[Collected data entries]
_ _ _ _ _ _ _
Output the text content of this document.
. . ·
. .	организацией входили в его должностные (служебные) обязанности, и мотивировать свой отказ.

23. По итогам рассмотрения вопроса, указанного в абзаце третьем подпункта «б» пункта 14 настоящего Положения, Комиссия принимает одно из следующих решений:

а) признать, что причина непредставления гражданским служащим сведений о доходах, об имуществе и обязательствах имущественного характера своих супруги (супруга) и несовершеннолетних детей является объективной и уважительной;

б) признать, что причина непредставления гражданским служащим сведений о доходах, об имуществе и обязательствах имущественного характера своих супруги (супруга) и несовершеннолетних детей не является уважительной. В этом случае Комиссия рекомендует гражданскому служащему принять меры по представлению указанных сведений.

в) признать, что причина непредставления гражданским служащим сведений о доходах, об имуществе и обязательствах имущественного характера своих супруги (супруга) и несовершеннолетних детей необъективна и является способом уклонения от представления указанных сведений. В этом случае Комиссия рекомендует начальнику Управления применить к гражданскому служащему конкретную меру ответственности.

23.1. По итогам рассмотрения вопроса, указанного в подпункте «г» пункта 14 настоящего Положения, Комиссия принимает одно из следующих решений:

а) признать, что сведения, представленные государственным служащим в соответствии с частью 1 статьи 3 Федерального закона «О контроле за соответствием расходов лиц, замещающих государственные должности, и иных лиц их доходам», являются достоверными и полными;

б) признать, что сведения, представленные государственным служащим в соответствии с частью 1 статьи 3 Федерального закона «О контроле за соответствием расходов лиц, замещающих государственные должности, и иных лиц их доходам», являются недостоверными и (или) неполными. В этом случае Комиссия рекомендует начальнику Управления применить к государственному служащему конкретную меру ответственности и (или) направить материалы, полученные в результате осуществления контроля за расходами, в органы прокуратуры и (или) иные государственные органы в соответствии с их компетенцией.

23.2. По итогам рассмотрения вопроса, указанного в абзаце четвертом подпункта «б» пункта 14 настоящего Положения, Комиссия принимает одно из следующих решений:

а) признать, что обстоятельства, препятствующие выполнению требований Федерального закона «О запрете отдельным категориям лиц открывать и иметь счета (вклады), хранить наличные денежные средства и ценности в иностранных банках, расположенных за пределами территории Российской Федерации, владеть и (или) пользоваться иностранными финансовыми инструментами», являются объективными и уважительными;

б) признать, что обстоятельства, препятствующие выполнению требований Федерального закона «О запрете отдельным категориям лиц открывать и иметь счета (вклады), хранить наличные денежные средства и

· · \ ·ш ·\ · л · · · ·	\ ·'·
_ _ _ _ _ _ _
Transcribe every entry exactly.

RESULT:
Output the text content of this document.
. . ·
. .	организацией входили в его должностные (служебные) обязанности, и мотивировать свой отказ.

23. По итогам рассмотрения вопроса, указанного в абзаце третьем подпункта «б» пункта 14 настоящего Положения, Комиссия принимает одно из следующих решений:

а) признать, что причина непредставления гражданским служащим сведений о доходах, об имуществе и обязательствах имущественного характера своих супруги (супруга) и несовершеннолетних детей является объективной и уважительной;

б) признать, что причина непредставления гражданским служащим сведений о доходах, об имуществе и обязательствах имущественного характера своих супруги (супруга) и несовершеннолетних детей не является уважительной. В этом случае Комиссия рекомендует гражданскому служащему принять меры по представлению указанных сведений.

в) признать, что причина непредставления гражданским служащим сведений о доходах, об имуществе и обязательствах имущественного характера своих супруги (супруга) и несовершеннолетних детей необъективна и является способом уклонения от представления указанных сведений. В этом случае Комиссия рекомендует начальнику Управления применить к гражданскому служащему конкретную меру ответственности.

23.1. По итогам рассмотрения вопроса, указанного в подпункте «г» пункта 14 настоящего Положения, Комиссия принимает одно из следующих решений:

а) признать, что сведения, представленные государственным служащим в соответствии с частью 1 статьи 3 Федерального закона «О контроле за соответствием расходов лиц, замещающих государственные должности, и иных лиц их доходам», являются достоверными и полными;

б) признать, что сведения, представленные государственным служащим в соответствии с частью 1 статьи 3 Федерального закона «О контроле за соответствием расходов лиц, замещающих государственные должности, и иных лиц их доходам», являются недостоверными и (или) неполными. В этом случае Комиссия рекомендует начальнику Управления применить к государственному служащему конкретную меру ответственности и (или) направить материалы, полученные в результате осуществления контроля за расходами, в органы прокуратуры и (или) иные государственные органы в соответствии с их компетенцией.

23.2. По итогам рассмотрения вопроса, указанного в абзаце четвертом подпункта «б» пункта 14 настоящего Положения, Комиссия принимает одно из следующих решений:

а) признать, что обстоятельства, препятствующие выполнению требований Федерального закона «О запрете отдельным категориям лиц открывать и иметь счета (вклады), хранить наличные денежные средства и ценности в иностранных банках, расположенных за пределами территории Российской Федерации, владеть и (или) пользоваться иностранными финансовыми инструментами», являются объективными и уважительными;

б) признать, что обстоятельства, препятствующие выполнению требований Федерального закона «О запрете отдельным категориям лиц открывать и иметь счета (вклады), хранить наличные денежные средства и

· · \ ·ш ·\ · л · · · ·	\ ·'·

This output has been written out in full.